--- Records to use ---

★ ★ ★ ★

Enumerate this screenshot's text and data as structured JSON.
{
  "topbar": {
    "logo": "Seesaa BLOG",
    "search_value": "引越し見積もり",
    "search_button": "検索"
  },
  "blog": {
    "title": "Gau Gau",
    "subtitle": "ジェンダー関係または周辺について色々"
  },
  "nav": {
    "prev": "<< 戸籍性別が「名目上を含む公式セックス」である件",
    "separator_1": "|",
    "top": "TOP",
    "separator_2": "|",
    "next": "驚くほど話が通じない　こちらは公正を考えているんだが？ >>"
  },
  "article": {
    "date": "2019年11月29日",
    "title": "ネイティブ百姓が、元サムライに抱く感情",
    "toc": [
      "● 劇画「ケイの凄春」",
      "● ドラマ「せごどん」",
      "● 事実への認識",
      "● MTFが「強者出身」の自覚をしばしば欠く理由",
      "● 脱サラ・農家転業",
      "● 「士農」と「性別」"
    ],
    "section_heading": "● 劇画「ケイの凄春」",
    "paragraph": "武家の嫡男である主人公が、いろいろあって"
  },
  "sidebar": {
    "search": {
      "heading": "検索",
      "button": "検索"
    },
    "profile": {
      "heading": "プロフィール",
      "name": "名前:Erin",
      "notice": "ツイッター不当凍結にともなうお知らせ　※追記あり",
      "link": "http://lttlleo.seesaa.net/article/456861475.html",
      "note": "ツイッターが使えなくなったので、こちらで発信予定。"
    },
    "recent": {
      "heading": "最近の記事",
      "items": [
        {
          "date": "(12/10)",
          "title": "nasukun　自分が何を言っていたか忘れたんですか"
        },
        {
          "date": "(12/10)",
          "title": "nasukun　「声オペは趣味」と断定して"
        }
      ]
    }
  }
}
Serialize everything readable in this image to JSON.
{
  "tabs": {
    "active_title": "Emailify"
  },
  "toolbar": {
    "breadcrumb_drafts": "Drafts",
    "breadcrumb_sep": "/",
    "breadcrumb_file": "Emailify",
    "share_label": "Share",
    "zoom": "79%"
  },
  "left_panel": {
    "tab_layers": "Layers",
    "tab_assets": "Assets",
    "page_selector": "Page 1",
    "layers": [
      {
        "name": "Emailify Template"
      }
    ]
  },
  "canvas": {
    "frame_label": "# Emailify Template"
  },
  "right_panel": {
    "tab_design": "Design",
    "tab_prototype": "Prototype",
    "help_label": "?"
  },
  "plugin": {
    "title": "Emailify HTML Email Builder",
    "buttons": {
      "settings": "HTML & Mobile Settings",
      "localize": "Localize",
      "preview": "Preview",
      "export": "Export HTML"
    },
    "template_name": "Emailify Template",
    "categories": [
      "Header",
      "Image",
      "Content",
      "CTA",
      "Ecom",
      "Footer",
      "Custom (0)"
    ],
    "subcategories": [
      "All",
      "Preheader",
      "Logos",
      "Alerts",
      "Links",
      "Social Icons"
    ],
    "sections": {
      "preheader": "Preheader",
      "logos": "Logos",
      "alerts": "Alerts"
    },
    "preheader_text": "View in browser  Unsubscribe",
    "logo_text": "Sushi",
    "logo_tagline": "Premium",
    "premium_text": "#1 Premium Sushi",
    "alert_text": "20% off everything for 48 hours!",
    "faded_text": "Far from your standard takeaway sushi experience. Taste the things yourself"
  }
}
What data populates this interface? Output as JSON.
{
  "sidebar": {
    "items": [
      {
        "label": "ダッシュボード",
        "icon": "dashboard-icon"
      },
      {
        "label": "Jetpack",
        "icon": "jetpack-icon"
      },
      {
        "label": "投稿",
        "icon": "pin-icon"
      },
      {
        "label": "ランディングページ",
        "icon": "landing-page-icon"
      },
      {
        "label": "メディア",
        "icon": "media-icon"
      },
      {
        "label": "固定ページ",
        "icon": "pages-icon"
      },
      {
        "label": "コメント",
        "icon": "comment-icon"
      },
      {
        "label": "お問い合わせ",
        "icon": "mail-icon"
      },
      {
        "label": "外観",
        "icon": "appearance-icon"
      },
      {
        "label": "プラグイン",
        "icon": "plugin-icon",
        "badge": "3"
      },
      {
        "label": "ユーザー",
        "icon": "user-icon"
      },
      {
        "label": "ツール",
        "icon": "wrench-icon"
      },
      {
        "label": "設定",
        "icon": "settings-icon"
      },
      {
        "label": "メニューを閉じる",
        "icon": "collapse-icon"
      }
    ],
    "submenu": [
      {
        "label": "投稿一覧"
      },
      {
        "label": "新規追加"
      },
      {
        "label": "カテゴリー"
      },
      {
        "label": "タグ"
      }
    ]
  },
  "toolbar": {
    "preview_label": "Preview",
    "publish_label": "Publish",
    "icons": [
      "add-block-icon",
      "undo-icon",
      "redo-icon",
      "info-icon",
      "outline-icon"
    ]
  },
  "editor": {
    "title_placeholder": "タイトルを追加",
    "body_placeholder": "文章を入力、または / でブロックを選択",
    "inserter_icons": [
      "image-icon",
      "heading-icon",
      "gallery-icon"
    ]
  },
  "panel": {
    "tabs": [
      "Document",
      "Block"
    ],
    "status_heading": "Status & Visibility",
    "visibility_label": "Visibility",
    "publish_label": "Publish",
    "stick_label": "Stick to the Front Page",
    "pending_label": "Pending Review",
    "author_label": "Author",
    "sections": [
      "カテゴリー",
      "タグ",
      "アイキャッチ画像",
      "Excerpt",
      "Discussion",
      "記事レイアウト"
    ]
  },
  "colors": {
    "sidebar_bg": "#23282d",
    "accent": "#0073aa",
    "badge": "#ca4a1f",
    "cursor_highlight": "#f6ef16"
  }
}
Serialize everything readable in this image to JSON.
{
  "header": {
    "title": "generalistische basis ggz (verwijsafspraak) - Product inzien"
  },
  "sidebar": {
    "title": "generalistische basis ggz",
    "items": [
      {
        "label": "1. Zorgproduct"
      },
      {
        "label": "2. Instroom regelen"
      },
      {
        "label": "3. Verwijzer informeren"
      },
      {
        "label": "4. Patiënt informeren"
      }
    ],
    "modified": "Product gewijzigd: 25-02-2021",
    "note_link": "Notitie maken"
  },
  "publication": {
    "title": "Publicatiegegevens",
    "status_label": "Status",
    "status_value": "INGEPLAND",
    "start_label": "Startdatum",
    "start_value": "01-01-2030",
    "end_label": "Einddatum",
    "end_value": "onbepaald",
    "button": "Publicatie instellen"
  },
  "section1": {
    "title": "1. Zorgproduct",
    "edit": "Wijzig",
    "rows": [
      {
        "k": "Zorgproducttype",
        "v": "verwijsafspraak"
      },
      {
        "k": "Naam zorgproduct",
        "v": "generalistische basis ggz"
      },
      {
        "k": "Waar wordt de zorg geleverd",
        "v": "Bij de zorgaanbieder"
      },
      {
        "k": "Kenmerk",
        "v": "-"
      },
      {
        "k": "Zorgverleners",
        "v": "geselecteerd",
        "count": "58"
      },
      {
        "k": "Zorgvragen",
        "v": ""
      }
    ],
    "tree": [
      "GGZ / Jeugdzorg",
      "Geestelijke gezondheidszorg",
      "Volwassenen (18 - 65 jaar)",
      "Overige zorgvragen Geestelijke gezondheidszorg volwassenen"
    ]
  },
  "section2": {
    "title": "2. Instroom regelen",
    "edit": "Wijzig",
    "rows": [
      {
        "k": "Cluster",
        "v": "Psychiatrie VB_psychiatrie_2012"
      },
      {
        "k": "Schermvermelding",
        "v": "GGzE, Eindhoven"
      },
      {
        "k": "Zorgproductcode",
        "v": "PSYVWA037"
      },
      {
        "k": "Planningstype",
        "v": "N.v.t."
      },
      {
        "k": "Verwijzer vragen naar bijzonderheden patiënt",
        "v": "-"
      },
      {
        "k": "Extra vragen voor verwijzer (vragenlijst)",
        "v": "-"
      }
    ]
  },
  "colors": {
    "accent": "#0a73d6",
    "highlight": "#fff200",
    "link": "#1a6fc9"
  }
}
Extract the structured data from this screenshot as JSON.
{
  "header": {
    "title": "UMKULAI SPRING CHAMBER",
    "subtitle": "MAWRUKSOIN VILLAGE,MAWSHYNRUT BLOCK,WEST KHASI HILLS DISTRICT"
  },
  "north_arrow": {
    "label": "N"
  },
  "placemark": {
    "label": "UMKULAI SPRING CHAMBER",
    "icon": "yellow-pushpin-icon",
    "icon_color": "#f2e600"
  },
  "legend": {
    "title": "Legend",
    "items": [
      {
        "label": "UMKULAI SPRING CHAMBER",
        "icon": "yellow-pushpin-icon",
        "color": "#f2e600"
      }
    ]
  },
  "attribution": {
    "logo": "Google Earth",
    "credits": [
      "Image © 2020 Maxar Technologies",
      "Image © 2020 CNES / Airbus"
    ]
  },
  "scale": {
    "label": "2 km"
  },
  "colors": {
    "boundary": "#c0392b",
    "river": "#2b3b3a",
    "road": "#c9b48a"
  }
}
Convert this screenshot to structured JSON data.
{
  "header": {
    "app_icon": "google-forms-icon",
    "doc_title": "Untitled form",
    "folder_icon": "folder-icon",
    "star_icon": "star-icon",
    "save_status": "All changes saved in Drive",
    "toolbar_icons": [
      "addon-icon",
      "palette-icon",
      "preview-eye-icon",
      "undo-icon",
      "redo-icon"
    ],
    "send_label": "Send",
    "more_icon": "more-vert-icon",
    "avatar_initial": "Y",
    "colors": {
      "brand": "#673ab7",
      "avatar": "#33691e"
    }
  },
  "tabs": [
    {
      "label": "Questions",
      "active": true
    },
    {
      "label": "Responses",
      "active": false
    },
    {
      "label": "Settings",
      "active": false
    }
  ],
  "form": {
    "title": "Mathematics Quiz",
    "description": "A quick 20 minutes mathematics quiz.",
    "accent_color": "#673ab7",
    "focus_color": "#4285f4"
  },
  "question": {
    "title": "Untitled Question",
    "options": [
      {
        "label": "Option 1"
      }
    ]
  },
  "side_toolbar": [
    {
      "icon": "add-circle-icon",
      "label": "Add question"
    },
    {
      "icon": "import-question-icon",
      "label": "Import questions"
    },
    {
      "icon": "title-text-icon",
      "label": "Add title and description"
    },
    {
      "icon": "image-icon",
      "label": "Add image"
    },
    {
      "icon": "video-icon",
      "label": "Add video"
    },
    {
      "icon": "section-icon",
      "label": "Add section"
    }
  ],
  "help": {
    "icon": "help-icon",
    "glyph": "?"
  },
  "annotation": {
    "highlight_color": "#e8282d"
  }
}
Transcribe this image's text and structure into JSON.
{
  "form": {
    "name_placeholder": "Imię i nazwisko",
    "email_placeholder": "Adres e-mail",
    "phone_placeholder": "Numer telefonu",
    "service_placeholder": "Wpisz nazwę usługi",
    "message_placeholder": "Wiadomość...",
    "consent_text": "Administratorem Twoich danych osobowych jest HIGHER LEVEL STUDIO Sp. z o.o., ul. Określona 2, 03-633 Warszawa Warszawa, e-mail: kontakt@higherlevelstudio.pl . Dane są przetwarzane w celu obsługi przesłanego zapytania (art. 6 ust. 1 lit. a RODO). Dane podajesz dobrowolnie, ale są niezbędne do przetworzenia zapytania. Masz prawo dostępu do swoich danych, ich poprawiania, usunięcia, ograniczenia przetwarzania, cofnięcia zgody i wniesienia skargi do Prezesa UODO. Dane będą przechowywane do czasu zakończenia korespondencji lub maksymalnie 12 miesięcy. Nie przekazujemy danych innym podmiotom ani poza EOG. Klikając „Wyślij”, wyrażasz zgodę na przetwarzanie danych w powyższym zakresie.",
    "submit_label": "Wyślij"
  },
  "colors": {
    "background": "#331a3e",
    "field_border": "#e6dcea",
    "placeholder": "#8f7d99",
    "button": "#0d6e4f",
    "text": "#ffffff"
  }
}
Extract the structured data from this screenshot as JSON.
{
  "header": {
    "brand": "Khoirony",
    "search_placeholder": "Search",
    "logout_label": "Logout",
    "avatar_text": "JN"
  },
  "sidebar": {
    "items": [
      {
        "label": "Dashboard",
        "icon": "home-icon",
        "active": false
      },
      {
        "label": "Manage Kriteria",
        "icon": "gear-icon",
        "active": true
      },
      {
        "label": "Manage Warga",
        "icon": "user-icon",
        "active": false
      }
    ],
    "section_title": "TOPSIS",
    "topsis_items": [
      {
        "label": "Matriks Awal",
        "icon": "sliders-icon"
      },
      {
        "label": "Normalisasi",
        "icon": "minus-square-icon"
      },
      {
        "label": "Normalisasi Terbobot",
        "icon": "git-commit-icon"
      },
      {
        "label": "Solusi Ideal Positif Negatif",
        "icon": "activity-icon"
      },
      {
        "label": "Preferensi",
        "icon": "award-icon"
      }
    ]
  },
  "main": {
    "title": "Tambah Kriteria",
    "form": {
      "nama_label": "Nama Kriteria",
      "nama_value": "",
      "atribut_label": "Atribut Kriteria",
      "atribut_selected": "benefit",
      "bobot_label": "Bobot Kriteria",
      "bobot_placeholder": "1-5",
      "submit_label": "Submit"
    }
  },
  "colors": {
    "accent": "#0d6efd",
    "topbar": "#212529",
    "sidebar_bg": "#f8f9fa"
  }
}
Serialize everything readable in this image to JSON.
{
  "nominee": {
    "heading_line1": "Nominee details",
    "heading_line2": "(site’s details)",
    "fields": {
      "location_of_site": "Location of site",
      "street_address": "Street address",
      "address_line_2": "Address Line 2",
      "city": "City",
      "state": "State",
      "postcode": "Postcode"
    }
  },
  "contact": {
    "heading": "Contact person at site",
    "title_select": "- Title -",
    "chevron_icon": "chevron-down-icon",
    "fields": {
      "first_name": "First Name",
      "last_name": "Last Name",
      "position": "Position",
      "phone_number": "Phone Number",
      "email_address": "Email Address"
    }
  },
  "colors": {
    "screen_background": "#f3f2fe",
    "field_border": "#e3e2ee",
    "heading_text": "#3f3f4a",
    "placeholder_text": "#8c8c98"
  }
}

★ ★ ★ ★

--- Aim ---
Which lines above contain the word "SPRING"? Copy each of them.

--- Final answer ---
    "title": "UMKULAI SPRING CHAMBER",
    "label": "UMKULAI SPRING CHAMBER",
        "label": "UMKULAI SPRING CHAMBER",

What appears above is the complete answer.